WRITTEN REQUEST: Would you repeat the listing exactly but omit every picture?

━━━━━ SOURCE RECORDS

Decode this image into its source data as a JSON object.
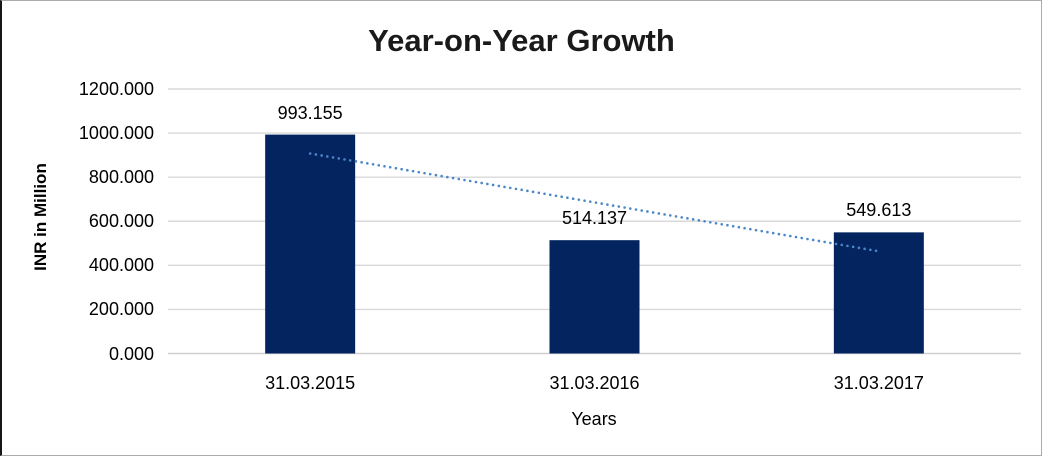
{
  "chart_data": {
    "type": "bar",
    "title": "Year-on-Year Growth",
    "xlabel": "Years",
    "ylabel": "INR in Million",
    "categories": [
      "31.03.2015",
      "31.03.2016",
      "31.03.2017"
    ],
    "values": [
      993.155,
      514.137,
      549.613
    ],
    "data_labels": [
      "993.155",
      "514.137",
      "549.613"
    ],
    "yticks": [
      {
        "value": 0,
        "label": "0.000"
      },
      {
        "value": 200,
        "label": "200.000"
      },
      {
        "value": 400,
        "label": "400.000"
      },
      {
        "value": 600,
        "label": "600.000"
      },
      {
        "value": 800,
        "label": "800.000"
      },
      {
        "value": 1000,
        "label": "1000.000"
      },
      {
        "value": 1200,
        "label": "1200.000"
      }
    ],
    "ylim": [
      0,
      1200
    ],
    "grid": true,
    "legend": "none",
    "trendline": {
      "type": "linear",
      "style": "dotted"
    },
    "colors": {
      "bar": "#03245e",
      "trendline": "#4a86c8",
      "gridline": "#d9d9d9",
      "zero_line": "#d0d0d0",
      "title_text": "#1a1a1a",
      "label_text": "#000000",
      "background": "#ffffff"
    }
  }
}
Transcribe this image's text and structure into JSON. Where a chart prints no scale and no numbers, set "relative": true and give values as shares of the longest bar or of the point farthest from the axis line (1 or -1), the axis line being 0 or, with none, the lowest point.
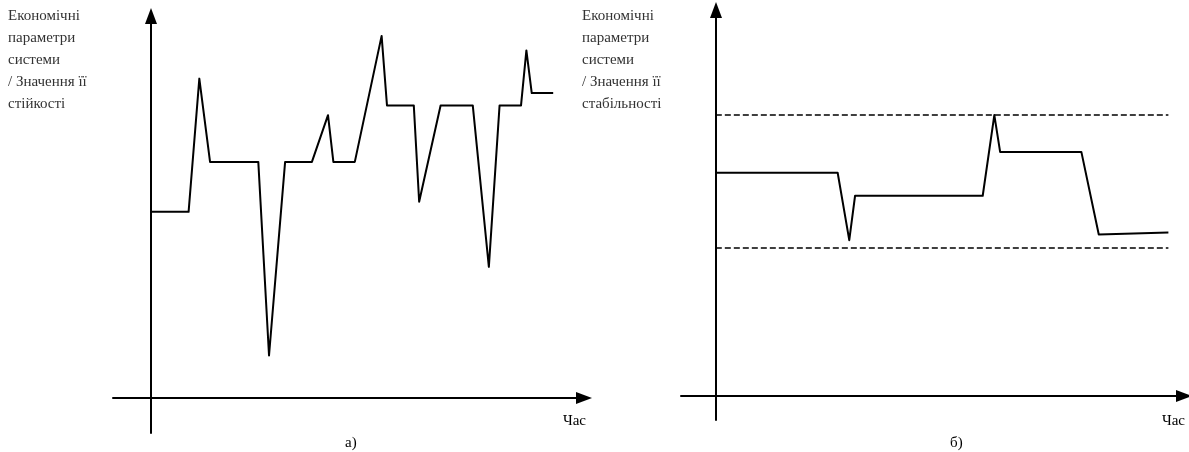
{
  "chart_data": [
    {
      "type": "line",
      "relative": true,
      "ylabel": "Економічні параметри системи / Значення її стійкості",
      "xlabel": "Час",
      "annotations": [
        "а)"
      ],
      "categories": [
        null,
        null,
        null,
        null,
        null,
        null,
        null,
        null,
        null,
        null,
        null,
        null,
        null,
        null,
        null,
        null,
        null,
        null,
        null,
        null,
        null,
        null,
        null,
        null,
        null,
        null,
        null,
        null,
        null,
        null,
        null,
        null,
        null,
        null,
        null,
        null,
        null,
        null,
        null,
        null,
        null,
        null,
        null,
        null,
        null,
        null,
        null,
        null,
        null,
        null,
        null,
        null,
        null,
        null,
        null,
        null,
        null,
        null,
        null,
        null,
        null,
        null,
        null,
        null,
        null,
        null,
        null,
        null,
        null,
        null,
        null,
        null,
        null,
        null,
        null,
        null
      ],
      "series": [
        {
          "color": "#000000",
          "values": [
            0.514,
            null,
            null,
            null,
            null,
            null,
            null,
            0.514,
            null,
            0.882,
            null,
            0.652,
            null,
            null,
            null,
            null,
            null,
            null,
            null,
            null,
            0.652,
            null,
            0.117,
            null,
            null,
            0.652,
            null,
            null,
            null,
            null,
            0.652,
            null,
            null,
            0.781,
            0.652,
            null,
            null,
            null,
            0.652,
            null,
            null,
            null,
            null,
            1.0,
            0.808,
            null,
            null,
            null,
            null,
            0.808,
            0.542,
            null,
            null,
            null,
            0.808,
            null,
            null,
            null,
            null,
            null,
            0.808,
            null,
            null,
            0.362,
            null,
            0.808,
            null,
            null,
            null,
            0.808,
            0.96,
            0.842,
            null,
            null,
            null,
            0.842
          ]
        }
      ]
    },
    {
      "type": "line",
      "relative": true,
      "ylabel": "Економічні параметри системи / Значення її стабільності",
      "xlabel": "Час",
      "annotations": [
        "б)"
      ],
      "categories": [
        null,
        null,
        null,
        null,
        null,
        null,
        null,
        null,
        null,
        null,
        null,
        null,
        null,
        null,
        null,
        null,
        null,
        null,
        null,
        null,
        null,
        null,
        null,
        null,
        null,
        null,
        null,
        null,
        null,
        null,
        null,
        null,
        null,
        null,
        null,
        null,
        null,
        null,
        null,
        null,
        null,
        null,
        null,
        null,
        null,
        null,
        null,
        null,
        null,
        null,
        null,
        null,
        null,
        null,
        null,
        null,
        null,
        null,
        null,
        null,
        null,
        null,
        null,
        null,
        null,
        null,
        null,
        null,
        null,
        null,
        null,
        null,
        null,
        null,
        null,
        null,
        null,
        null,
        null
      ],
      "series": [
        {
          "color": "#000000",
          "values": [
            0.795,
            null,
            null,
            null,
            null,
            null,
            null,
            null,
            null,
            null,
            null,
            null,
            null,
            null,
            null,
            null,
            null,
            null,
            null,
            null,
            null,
            0.795,
            null,
            0.555,
            0.713,
            null,
            null,
            null,
            null,
            null,
            null,
            null,
            null,
            null,
            null,
            null,
            null,
            null,
            null,
            null,
            null,
            null,
            null,
            null,
            null,
            null,
            0.713,
            null,
            1.0,
            0.869,
            null,
            null,
            null,
            null,
            null,
            null,
            null,
            null,
            null,
            null,
            null,
            null,
            null,
            0.869,
            null,
            null,
            0.575,
            null,
            null,
            null,
            null,
            null,
            null,
            null,
            null,
            null,
            null,
            null,
            0.582
          ]
        }
      ],
      "ref_lines": [
        {
          "axis": "y",
          "value": 1.0,
          "color": "#000000",
          "line_style": "dashed"
        },
        {
          "axis": "y",
          "value": 0.527,
          "color": "#000000",
          "line_style": "dashed"
        }
      ]
    }
  ]
}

━━━━━━━━━━

TASK SOLUTION:
Decode this image into its source data as a JSON object.
{
  "chart_data": {
    "type": "bar",
    "title": "Year-on-Year Growth",
    "xlabel": "Years",
    "ylabel": "INR in Million",
    "categories": [
      "31.03.2015",
      "31.03.2016",
      "31.03.2017"
    ],
    "values": [
      993.155,
      514.137,
      549.613
    ],
    "data_labels": [
      "993.155",
      "514.137",
      "549.613"
    ],
    "yticks": [
      {
        "value": 0,
        "label": "0.000"
      },
      {
        "value": 200,
        "label": "200.000"
      },
      {
        "value": 400,
        "label": "400.000"
      },
      {
        "value": 600,
        "label": "600.000"
      },
      {
        "value": 800,
        "label": "800.000"
      },
      {
        "value": 1000,
        "label": "1000.000"
      },
      {
        "value": 1200,
        "label": "1200.000"
      }
    ],
    "ylim": [
      0,
      1200
    ],
    "grid": true,
    "legend": "none",
    "trendline": {
      "type": "linear",
      "style": "dotted"
    },
    "colors": {
      "bar": "#03245e",
      "trendline": "#4a86c8",
      "gridline": "#d9d9d9",
      "zero_line": "#d0d0d0",
      "title_text": "#1a1a1a",
      "label_text": "#000000",
      "background": "#ffffff"
    }
  }
}
Transcribe this image's text and structure into JSON. Where a chart prints no scale and no numbers, set "relative": true and give values as shares of the longest bar or of the point farthest from the axis line (1 or -1), the axis line being 0 or, with none, the lowest point.
{
  "chart_data": [
    {
      "type": "line",
      "relative": true,
      "ylabel": "Економічні параметри системи / Значення її стійкості",
      "xlabel": "Час",
      "annotations": [
        "а)"
      ],
      "categories": [
        null,
        null,
        null,
        null,
        null,
        null,
        null,
        null,
        null,
        null,
        null,
        null,
        null,
        null,
        null,
        null,
        null,
        null,
        null,
        null,
        null,
        null,
        null,
        null,
        null,
        null,
        null,
        null,
        null,
        null,
        null,
        null,
        null,
        null,
        null,
        null,
        null,
        null,
        null,
        null,
        null,
        null,
        null,
        null,
        null,
        null,
        null,
        null,
        null,
        null,
        null,
        null,
        null,
        null,
        null,
        null,
        null,
        null,
        null,
        null,
        null,
        null,
        null,
        null,
        null,
        null,
        null,
        null,
        null,
        null,
        null,
        null,
        null,
        null,
        null,
        null
      ],
      "series": [
        {
          "color": "#000000",
          "values": [
            0.514,
            null,
            null,
            null,
            null,
            null,
            null,
            0.514,
            null,
            0.882,
            null,
            0.652,
            null,
            null,
            null,
            null,
            null,
            null,
            null,
            null,
            0.652,
            null,
            0.117,
            null,
            null,
            0.652,
            null,
            null,
            null,
            null,
            0.652,
            null,
            null,
            0.781,
            0.652,
            null,
            null,
            null,
            0.652,
            null,
            null,
            null,
            null,
            1.0,
            0.808,
            null,
            null,
            null,
            null,
            0.808,
            0.542,
            null,
            null,
            null,
            0.808,
            null,
            null,
            null,
            null,
            null,
            0.808,
            null,
            null,
            0.362,
            null,
            0.808,
            null,
            null,
            null,
            0.808,
            0.96,
            0.842,
            null,
            null,
            null,
            0.842
          ]
        }
      ]
    },
    {
      "type": "line",
      "relative": true,
      "ylabel": "Економічні параметри системи / Значення її стабільності",
      "xlabel": "Час",
      "annotations": [
        "б)"
      ],
      "categories": [
        null,
        null,
        null,
        null,
        null,
        null,
        null,
        null,
        null,
        null,
        null,
        null,
        null,
        null,
        null,
        null,
        null,
        null,
        null,
        null,
        null,
        null,
        null,
        null,
        null,
        null,
        null,
        null,
        null,
        null,
        null,
        null,
        null,
        null,
        null,
        null,
        null,
        null,
        null,
        null,
        null,
        null,
        null,
        null,
        null,
        null,
        null,
        null,
        null,
        null,
        null,
        null,
        null,
        null,
        null,
        null,
        null,
        null,
        null,
        null,
        null,
        null,
        null,
        null,
        null,
        null,
        null,
        null,
        null,
        null,
        null,
        null,
        null,
        null,
        null,
        null,
        null,
        null,
        null
      ],
      "series": [
        {
          "color": "#000000",
          "values": [
            0.795,
            null,
            null,
            null,
            null,
            null,
            null,
            null,
            null,
            null,
            null,
            null,
            null,
            null,
            null,
            null,
            null,
            null,
            null,
            null,
            null,
            0.795,
            null,
            0.555,
            0.713,
            null,
            null,
            null,
            null,
            null,
            null,
            null,
            null,
            null,
            null,
            null,
            null,
            null,
            null,
            null,
            null,
            null,
            null,
            null,
            null,
            null,
            0.713,
            null,
            1.0,
            0.869,
            null,
            null,
            null,
            null,
            null,
            null,
            null,
            null,
            null,
            null,
            null,
            null,
            null,
            0.869,
            null,
            null,
            0.575,
            null,
            null,
            null,
            null,
            null,
            null,
            null,
            null,
            null,
            null,
            null,
            0.582
          ]
        }
      ],
      "ref_lines": [
        {
          "axis": "y",
          "value": 1.0,
          "color": "#000000",
          "line_style": "dashed"
        },
        {
          "axis": "y",
          "value": 0.527,
          "color": "#000000",
          "line_style": "dashed"
        }
      ]
    }
  ]
}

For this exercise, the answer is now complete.